2023 IL App (2d) 220397-U No. 2-22-0397 Order filed December 13, 2023
NOTICE: This order was filed under Supreme Court Rule 23(b) and is not precedent except in the limited circumstances allowed under Rule 23(e)(1). ______________________________________________________________________________
IN THE
APPELLATE COURT OF ILLINOIS
SECOND DISTRICT ______________________________________________________________________________
VERA PURCELL and JOHN PATRICK ) Appeal from the Circuit Court PURCELL, ) of Lake County. ) Plaintiffs-Appellants, ) ) v. ) No. 19-L-295 ) KEMPER SPORTS MANAGEMENT, INC., ) Honorable ) Luis A. Berrones, Defendant-Appellee. ) Judge, Presiding. ______________________________________________________________________________
JUSTICE SCHOSTOK delivered the judgment of the court. Presiding Justice McLaren and Justice Kennedy concurred in the judgment.
ORDER
¶1 Held: Summary judgment entered in favor of the defendant in this slip and fall case was proper, where the plaintiff failed to establish a genuine question of material fact that the defendant created the alleged dangerous condition.
¶2 The plaintiffs, Vera Purcell and John Patrick Purcell, appeal from the summary judgment
entered against them and in favor of the defendant, Kemper Sports Management, Inc., in the circuit
court of Lake County. On appeal, the plaintiffs contend that there were questions of material fact
that precluded summary judgment. We affirm.
¶3 I. BACKGROUND 2023 IL App (2d) 220397-U
¶4 On September 8, 2020, the plaintiffs filed an amended complaint against the defendant
alleging negligence and loss of consortium.1 The complaint alleged that the defendant managed
and operated the golf course and clubhouse commonly known as the Deerpath Golf Club, located
in Lake Forest. There was a café/bar located in the clubhouse. The complaint alleged that, prior
to June 2018, renovations were completed such that carpeted flooring in the café/bar and the
hallway leading to the bathrooms was replaced with brown porcelain tile. The complaint also
alleged that, on September 27, 2018, the defendant’s employees set up and maintained a water
dispenser on the counter of the bar by the north end of the bathroom hallway and that the employees
knew that water would spill or drip from the dispenser onto the floor.

Layout records:
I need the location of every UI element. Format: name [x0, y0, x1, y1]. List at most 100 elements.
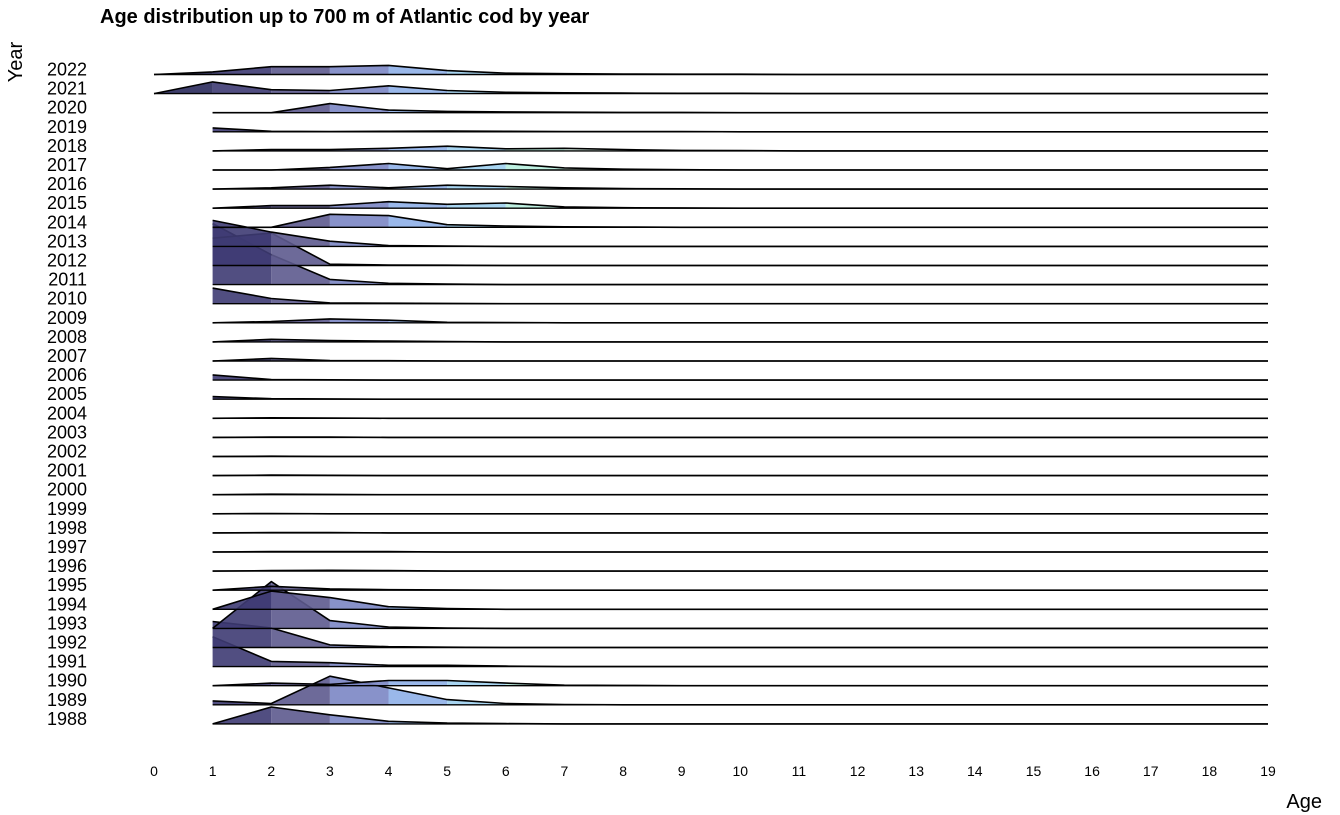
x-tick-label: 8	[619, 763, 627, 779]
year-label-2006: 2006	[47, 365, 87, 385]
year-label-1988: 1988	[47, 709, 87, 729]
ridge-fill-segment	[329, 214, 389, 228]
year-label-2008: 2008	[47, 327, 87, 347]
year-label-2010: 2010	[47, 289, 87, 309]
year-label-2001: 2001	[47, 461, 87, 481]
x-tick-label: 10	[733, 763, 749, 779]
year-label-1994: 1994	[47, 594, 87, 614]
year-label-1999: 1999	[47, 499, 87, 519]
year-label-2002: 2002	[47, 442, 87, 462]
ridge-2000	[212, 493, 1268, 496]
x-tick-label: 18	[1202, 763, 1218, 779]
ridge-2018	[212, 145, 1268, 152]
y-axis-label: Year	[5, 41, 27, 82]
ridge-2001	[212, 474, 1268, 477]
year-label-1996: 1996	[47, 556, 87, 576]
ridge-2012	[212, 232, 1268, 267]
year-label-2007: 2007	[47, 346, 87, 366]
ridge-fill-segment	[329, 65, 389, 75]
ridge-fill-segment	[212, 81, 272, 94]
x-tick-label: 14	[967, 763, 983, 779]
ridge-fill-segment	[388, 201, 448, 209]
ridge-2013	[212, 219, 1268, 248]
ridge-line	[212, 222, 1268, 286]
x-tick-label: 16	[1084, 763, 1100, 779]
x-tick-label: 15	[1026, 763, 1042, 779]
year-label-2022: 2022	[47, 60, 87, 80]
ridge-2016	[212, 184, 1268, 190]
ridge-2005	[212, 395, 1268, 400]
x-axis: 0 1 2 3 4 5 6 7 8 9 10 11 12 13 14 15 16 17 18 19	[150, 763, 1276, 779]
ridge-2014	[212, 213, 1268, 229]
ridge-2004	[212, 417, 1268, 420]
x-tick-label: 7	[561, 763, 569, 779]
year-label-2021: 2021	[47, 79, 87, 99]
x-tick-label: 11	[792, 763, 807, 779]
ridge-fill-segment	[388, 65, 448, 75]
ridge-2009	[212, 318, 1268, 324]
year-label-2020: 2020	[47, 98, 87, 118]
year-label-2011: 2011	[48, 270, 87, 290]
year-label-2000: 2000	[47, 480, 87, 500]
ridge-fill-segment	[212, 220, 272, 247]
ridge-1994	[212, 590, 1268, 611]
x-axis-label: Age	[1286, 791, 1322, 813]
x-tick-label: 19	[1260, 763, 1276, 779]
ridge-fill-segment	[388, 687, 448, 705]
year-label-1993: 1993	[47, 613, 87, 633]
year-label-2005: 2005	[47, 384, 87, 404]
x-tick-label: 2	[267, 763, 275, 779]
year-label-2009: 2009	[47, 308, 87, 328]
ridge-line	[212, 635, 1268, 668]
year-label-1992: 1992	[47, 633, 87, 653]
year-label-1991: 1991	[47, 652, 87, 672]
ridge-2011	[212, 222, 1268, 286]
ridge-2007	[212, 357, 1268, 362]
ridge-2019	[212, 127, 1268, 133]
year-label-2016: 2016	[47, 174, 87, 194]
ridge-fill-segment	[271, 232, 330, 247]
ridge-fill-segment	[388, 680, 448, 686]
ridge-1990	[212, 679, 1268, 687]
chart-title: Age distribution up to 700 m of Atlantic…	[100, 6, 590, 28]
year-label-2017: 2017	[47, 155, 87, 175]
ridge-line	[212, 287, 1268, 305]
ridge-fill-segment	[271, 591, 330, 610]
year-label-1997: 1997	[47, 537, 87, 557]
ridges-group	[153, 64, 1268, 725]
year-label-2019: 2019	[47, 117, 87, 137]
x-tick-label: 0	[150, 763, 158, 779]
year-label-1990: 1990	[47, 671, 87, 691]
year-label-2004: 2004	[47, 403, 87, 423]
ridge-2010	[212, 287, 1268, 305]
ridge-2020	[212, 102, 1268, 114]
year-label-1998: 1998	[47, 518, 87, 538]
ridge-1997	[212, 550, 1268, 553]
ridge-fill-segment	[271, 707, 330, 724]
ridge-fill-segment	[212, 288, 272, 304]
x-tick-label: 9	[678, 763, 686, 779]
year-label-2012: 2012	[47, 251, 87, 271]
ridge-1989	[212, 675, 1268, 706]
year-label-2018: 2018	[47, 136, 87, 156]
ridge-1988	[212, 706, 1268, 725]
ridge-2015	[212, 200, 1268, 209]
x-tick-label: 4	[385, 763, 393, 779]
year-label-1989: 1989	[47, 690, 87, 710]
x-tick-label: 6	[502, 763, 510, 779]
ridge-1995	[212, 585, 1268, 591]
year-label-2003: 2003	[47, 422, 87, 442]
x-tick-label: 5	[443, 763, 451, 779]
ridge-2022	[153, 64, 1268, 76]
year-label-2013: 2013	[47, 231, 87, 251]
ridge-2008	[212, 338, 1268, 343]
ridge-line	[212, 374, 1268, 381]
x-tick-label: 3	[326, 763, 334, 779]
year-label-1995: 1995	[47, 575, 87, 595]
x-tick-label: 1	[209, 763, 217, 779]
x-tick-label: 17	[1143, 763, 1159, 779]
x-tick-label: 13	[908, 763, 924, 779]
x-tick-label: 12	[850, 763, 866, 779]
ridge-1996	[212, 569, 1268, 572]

◆ SHORT TASK A ◆
For each statement about the court order, say yes or no and quote the words from the order that settle it: (i) The plaintiffs filed an amended complaint on September 8, 2020. (ii) The carpeted flooring in the café/bar was replaced with wood. (iii) Justice Kennedy disagreed with the judgment.
◆ SHORT TASK B ◆
Write out again, word for word, the part of the court order from "2023 IL App (2d) 220397-U No." up to and including "in the judgment.".

◆ WORKED ANSWER A ◆
(i) Yes: "On September 8, 2020, the plaintiffs filed an amended complaint against the defendant"
(ii) No: "carpeted flooring in the café/bar and the hallway leading to the bathrooms was replaced with brown porcelain tile"
(iii) No: "Presiding Justice McLaren and Justice Kennedy concurred in the judgment."

◆ WORKED ANSWER B ◆
2023 IL App (2d) 220397-U No. 2-22-0397 Order filed December 13, 2023
NOTICE: This order was filed under Supreme Court Rule 23(b) and is not precedent except in the limited circumstances allowed under Rule 23(e)(1). ______________________________________________________________________________
IN THE
APPELLATE COURT OF ILLINOIS
SECOND DISTRICT ______________________________________________________________________________
VERA PURCELL and JOHN PATRICK ) Appeal from the Circuit Court PURCELL, ) of Lake County. ) Plaintiffs-Appellants, ) ) v. ) No. 19-L-295 ) KEMPER SPORTS MANAGEMENT, INC., ) Honorable ) Luis A. Berrones, Defendant-Appellee. ) Judge, Presiding. ______________________________________________________________________________
JUSTICE SCHOSTOK delivered the judgment of the court. Presiding Justice McLaren and Justice Kennedy concurred in the judgment.